**Recorded information:**
------------------------

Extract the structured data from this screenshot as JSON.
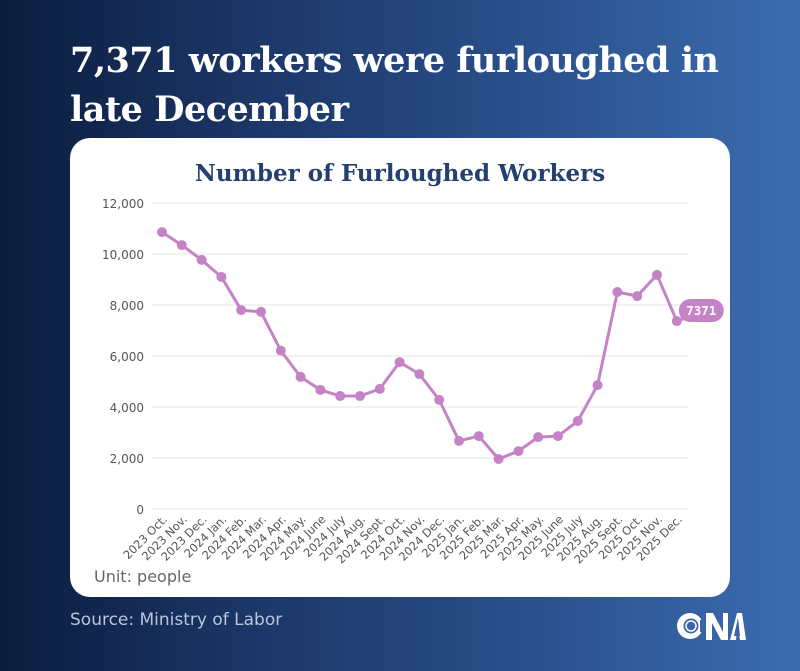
{
  "headline": "7,371 workers were furloughed in late December",
  "unit_label": "Unit: people",
  "source": "Source: Ministry of Labor",
  "logo": {
    "name": "cna-logo",
    "text": "CNA"
  },
  "colors": {
    "line": "#c583c7",
    "title": "#24406f",
    "grid": "#e6e6e6",
    "axis_text": "#555555"
  },
  "chart_data": {
    "type": "line",
    "title": "Number of Furloughed Workers",
    "xlabel": "",
    "ylabel": "",
    "unit": "people",
    "ylim": [
      0,
      12000
    ],
    "yticks": [
      0,
      2000,
      4000,
      6000,
      8000,
      10000,
      12000
    ],
    "ytick_labels": [
      "0",
      "2,000",
      "4,000",
      "6,000",
      "8,000",
      "10,000",
      "12,000"
    ],
    "grid": true,
    "legend": "none",
    "categories": [
      "2023 Oct.",
      "2023 Nov.",
      "2023 Dec.",
      "2024 Jan.",
      "2024 Feb.",
      "2024 Mar.",
      "2024 Apr.",
      "2024 May.",
      "2024 June",
      "2024 July",
      "2024 Aug.",
      "2024 Sept.",
      "2024 Oct.",
      "2024 Nov.",
      "2024 Dec.",
      "2025 Jan.",
      "2025 Feb.",
      "2025 Mar.",
      "2025 Apr.",
      "2025 May.",
      "2025 June",
      "2025 July",
      "2025 Aug.",
      "2025 Sept.",
      "2025 Oct.",
      "2025 Nov.",
      "2025 Dec."
    ],
    "series": [
      {
        "name": "Number of Furloughed Workers",
        "values": [
          10860,
          10350,
          9770,
          9100,
          7800,
          7730,
          6210,
          5180,
          4670,
          4430,
          4430,
          4710,
          5760,
          5290,
          4280,
          2670,
          2860,
          1960,
          2270,
          2820,
          2860,
          3450,
          4860,
          8510,
          8350,
          9180,
          7371
        ]
      }
    ],
    "annotations": [
      {
        "category": "2025 Dec.",
        "label": "7371"
      }
    ]
  }
}
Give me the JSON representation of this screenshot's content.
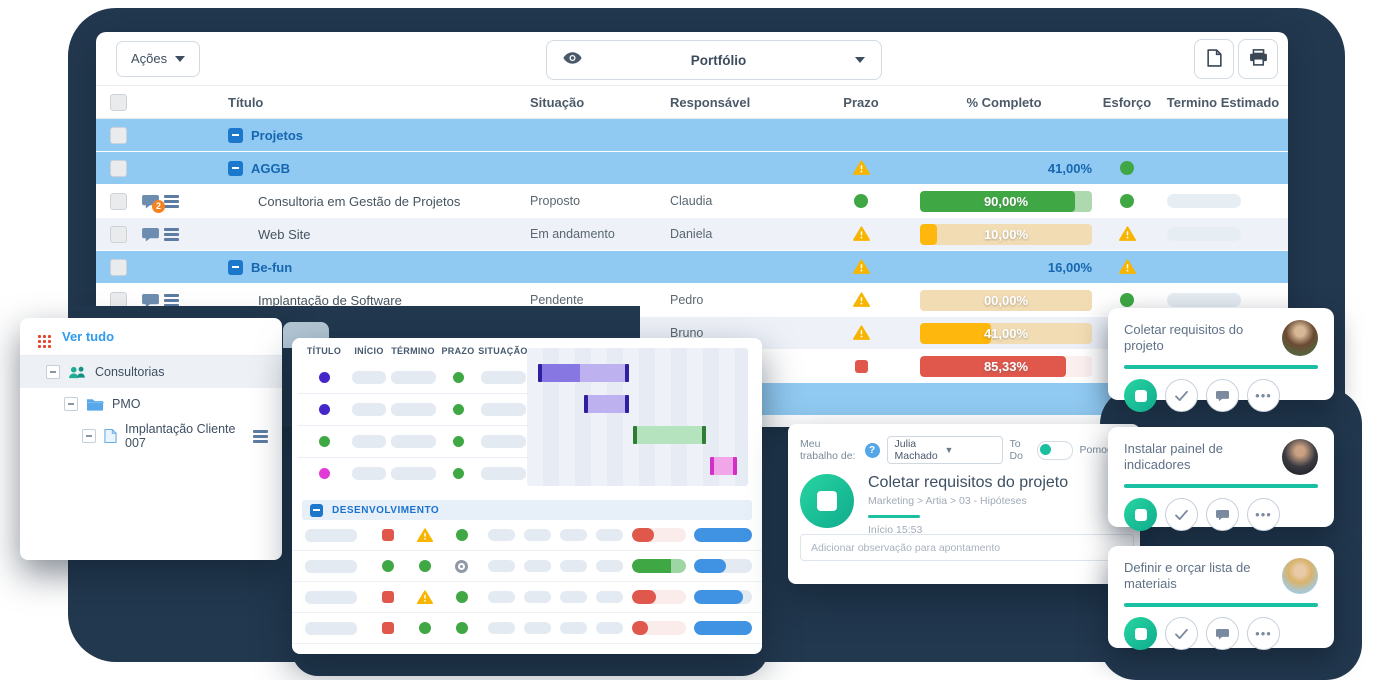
{
  "colors": {
    "backdrop": "#22384e",
    "accent_teal": "#19bf9f",
    "link_blue": "#1666b0",
    "group_row_blue": "#90c9f1",
    "warning_yellow": "#f7b500",
    "success_green": "#3fa845",
    "danger_red": "#e0574c",
    "bar_orange": "#fdb70d",
    "bar_blue": "#3f93e2"
  },
  "main_window": {
    "toolbar": {
      "actions_button": "Ações",
      "view_selector": "Portfólio"
    },
    "table": {
      "headers": {
        "titulo": "Título",
        "situacao": "Situação",
        "responsavel": "Responsável",
        "prazo": "Prazo",
        "completo": "% Completo",
        "esforco": "Esforço",
        "termino": "Termino Estimado"
      },
      "rows": [
        {
          "type": "group",
          "title": "Projetos"
        },
        {
          "type": "group",
          "title": "AGGB",
          "prazo": "warning",
          "completo": "41,00%",
          "esforco": "green"
        },
        {
          "type": "task",
          "title": "Consultoria em Gestão de Projetos",
          "situacao": "Proposto",
          "responsavel": "Claudia",
          "prazo": "green",
          "bar_value": "90,00%",
          "bar_pct": 90,
          "bar_color": "green",
          "esforco": "green",
          "comment_badge": "2",
          "termino_placeholder": true
        },
        {
          "type": "task",
          "title": "Web Site",
          "situacao": "Em andamento",
          "responsavel": "Daniela",
          "alt": true,
          "prazo": "warning",
          "bar_value": "10,00%",
          "bar_pct": 10,
          "bar_color": "orange",
          "esforco": "warning",
          "termino_placeholder": true
        },
        {
          "type": "group",
          "title": "Be-fun",
          "prazo": "warning",
          "completo": "16,00%",
          "esforco": "warning"
        },
        {
          "type": "task",
          "title": "Implantação de Software",
          "situacao": "Pendente",
          "responsavel": "Pedro",
          "prazo": "warning",
          "bar_value": "00,00%",
          "bar_pct": 0,
          "bar_color": "orange",
          "esforco": "green",
          "termino_placeholder": true
        },
        {
          "type": "task",
          "title": "",
          "situacao": "",
          "responsavel": "Bruno",
          "alt": true,
          "prazo": "warning",
          "bar_value": "41,00%",
          "bar_pct": 41,
          "bar_color": "orange"
        },
        {
          "type": "task",
          "title": "",
          "situacao": "",
          "responsavel": "",
          "prazo": "red",
          "bar_value": "85,33%",
          "bar_pct": 85,
          "bar_color": "red"
        },
        {
          "type": "group",
          "title": ""
        }
      ]
    }
  },
  "tree_window": {
    "ver_tudo": "Ver tudo",
    "items": [
      {
        "label": "Consultorias",
        "icon": "people",
        "indent": 0,
        "selected": true
      },
      {
        "label": "PMO",
        "icon": "folder",
        "indent": 1
      },
      {
        "label": "Implantação Cliente 007",
        "icon": "file",
        "indent": 2,
        "menu": true
      }
    ]
  },
  "gantt_window": {
    "columns": [
      "TÍTULO",
      "INÍCIO",
      "TÉRMINO",
      "PRAZO",
      "SITUAÇÃO"
    ],
    "rows": [
      {
        "title_dot": "#4527c9",
        "prazo_dot": "#3fa845",
        "bar": {
          "left_pct": 5,
          "width_pct": 41,
          "style": "purple-split"
        }
      },
      {
        "title_dot": "#4527c9",
        "prazo_dot": "#3fa845",
        "bar": {
          "left_pct": 26,
          "width_pct": 20,
          "style": "purple-light"
        }
      },
      {
        "title_dot": "#3fa845",
        "prazo_dot": "#3fa845",
        "bar": {
          "left_pct": 48,
          "width_pct": 33,
          "style": "green-light"
        }
      },
      {
        "title_dot": "#e23ad6",
        "prazo_dot": "#3fa845",
        "bar": {
          "left_pct": 83,
          "width_pct": 12,
          "style": "pink-light"
        }
      }
    ],
    "section_label": "DESENVOLVIMENTO",
    "dev_rows": [
      {
        "status_icons": [
          "red-square",
          "warning",
          "green-dot"
        ],
        "progress": {
          "color": "red",
          "pct": 40
        },
        "bar2_pct": 100
      },
      {
        "status_icons": [
          "green-dot",
          "green-dot",
          "target"
        ],
        "progress": {
          "color": "green",
          "pct": 100
        },
        "bar2_pct": 55
      },
      {
        "status_icons": [
          "red-square",
          "warning",
          "green-dot"
        ],
        "progress": {
          "color": "red",
          "pct": 45
        },
        "bar2_pct": 85
      },
      {
        "status_icons": [
          "red-square",
          "green-dot",
          "green-dot"
        ],
        "progress": {
          "color": "red",
          "pct": 30
        },
        "bar2_pct": 100
      }
    ]
  },
  "work_panel": {
    "label": "Meu trabalho de:",
    "user": "Julia Machado",
    "todo": "To Do",
    "pomodoro": "Pomodoro",
    "task_title": "Coletar requisitos do projeto",
    "breadcrumb": "Marketing > Artia > 03 - Hipóteses",
    "start": "Início 15:53",
    "note_placeholder": "Adicionar observação para apontamento"
  },
  "task_cards": [
    {
      "title": "Coletar requisitos do projeto",
      "avatar": "woman"
    },
    {
      "title": "Instalar painel de indicadores",
      "avatar": "man-dark"
    },
    {
      "title": "Definir e orçar lista de materiais",
      "avatar": "man-blond"
    }
  ]
}
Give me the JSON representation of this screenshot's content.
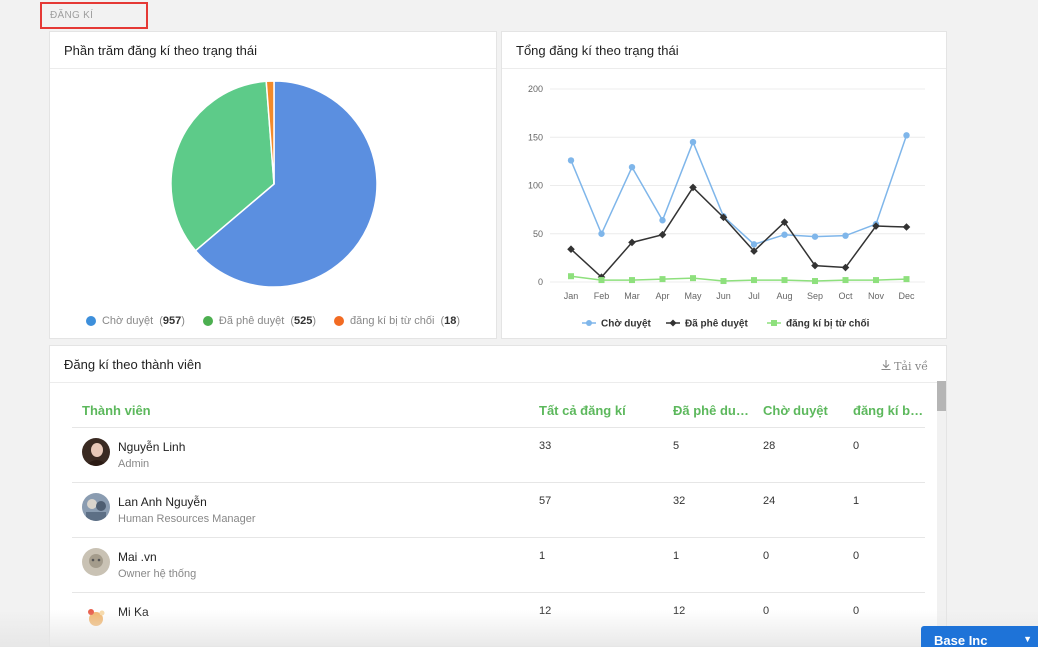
{
  "section": {
    "label": "ĐĂNG KÍ"
  },
  "pie_card": {
    "title": "Phần trăm đăng kí theo trạng thái",
    "legend": [
      {
        "label": "Chờ duyệt",
        "count": "957",
        "color": "#5b8fe0"
      },
      {
        "label": "Đã phê duyệt",
        "count": "525",
        "color": "#5dcb89"
      },
      {
        "label": "đăng kí bị từ chối",
        "count": "18",
        "color": "#f38a2a"
      }
    ]
  },
  "line_card": {
    "title": "Tổng đăng kí theo trạng thái"
  },
  "chart_data": [
    {
      "type": "pie",
      "title": "Phần trăm đăng kí theo trạng thái",
      "categories": [
        "Chờ duyệt",
        "Đã phê duyệt",
        "đăng kí bị từ chối"
      ],
      "values": [
        957,
        525,
        18
      ],
      "colors": [
        "#5b8fe0",
        "#5dcb89",
        "#f38a2a"
      ]
    },
    {
      "type": "line",
      "title": "Tổng đăng kí theo trạng thái",
      "categories": [
        "Jan",
        "Feb",
        "Mar",
        "Apr",
        "May",
        "Jun",
        "Jul",
        "Aug",
        "Sep",
        "Oct",
        "Nov",
        "Dec"
      ],
      "ylim": [
        0,
        200
      ],
      "yticks": [
        0,
        50,
        100,
        150,
        200
      ],
      "legend_position": "bottom",
      "series": [
        {
          "name": "Chờ duyệt",
          "color": "#7fb6ea",
          "marker": "circle",
          "values": [
            126,
            50,
            119,
            64,
            145,
            68,
            39,
            49,
            47,
            48,
            60,
            152
          ]
        },
        {
          "name": "Đã phê duyệt",
          "color": "#333333",
          "marker": "diamond",
          "values": [
            34,
            5,
            41,
            49,
            98,
            67,
            32,
            62,
            17,
            15,
            58,
            57
          ]
        },
        {
          "name": "đăng kí bị từ chối",
          "color": "#8ee07d",
          "marker": "square",
          "values": [
            6,
            2,
            2,
            3,
            4,
            1,
            2,
            2,
            1,
            2,
            2,
            3
          ]
        }
      ]
    }
  ],
  "members": {
    "title": "Đăng kí theo thành viên",
    "download_label": "Tải về",
    "headers": [
      "Thành viên",
      "Tất cả đăng kí",
      "Đã phê duyệt",
      "Chờ duyệt",
      "đăng kí bị từ chối"
    ],
    "rows": [
      {
        "name": "Nguyễn Linh",
        "role": "Admin",
        "total": "33",
        "approved": "5",
        "pending": "28",
        "rejected": "0",
        "avatar_color": "#3a2a22"
      },
      {
        "name": "Lan Anh Nguyễn",
        "role": "Human Resources Manager",
        "total": "57",
        "approved": "32",
        "pending": "24",
        "rejected": "1",
        "avatar_color": "#6d7f95"
      },
      {
        "name": "Mai .vn",
        "role": "Owner hệ thống",
        "total": "1",
        "approved": "1",
        "pending": "0",
        "rejected": "0",
        "avatar_color": "#b9b2a4"
      },
      {
        "name": "Mi Ka",
        "role": "",
        "total": "12",
        "approved": "12",
        "pending": "0",
        "rejected": "0",
        "avatar_color": "#f0c090"
      }
    ]
  },
  "footer_chip": {
    "label": "Base Inc"
  }
}
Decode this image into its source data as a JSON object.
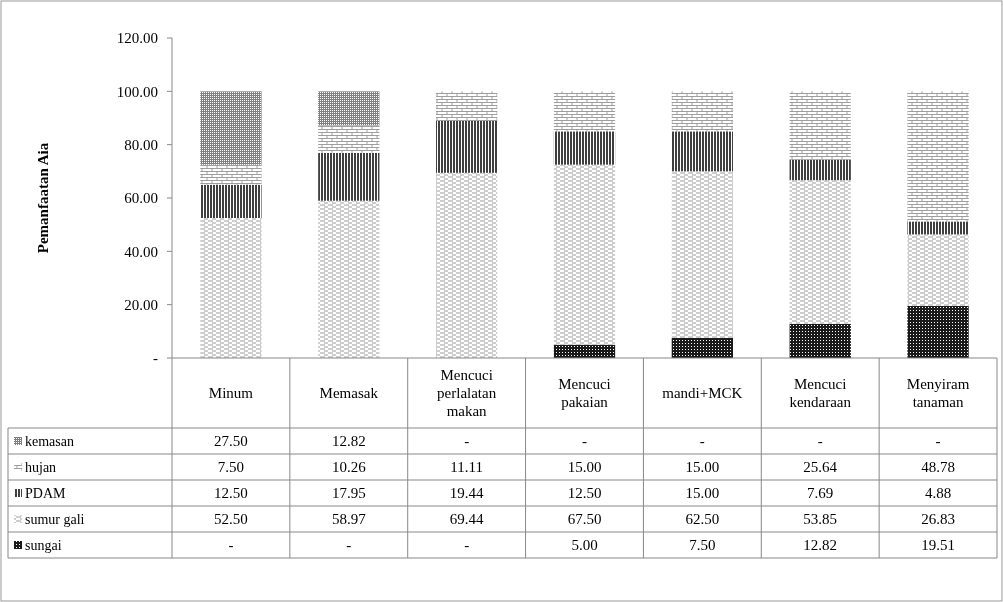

------------------------

**Requirements:**
Gather every line containing the word "light" and copy it.

**Correct answer:**
          "style": "purple-light"
          "style": "green-light"
          "style": "pink-light"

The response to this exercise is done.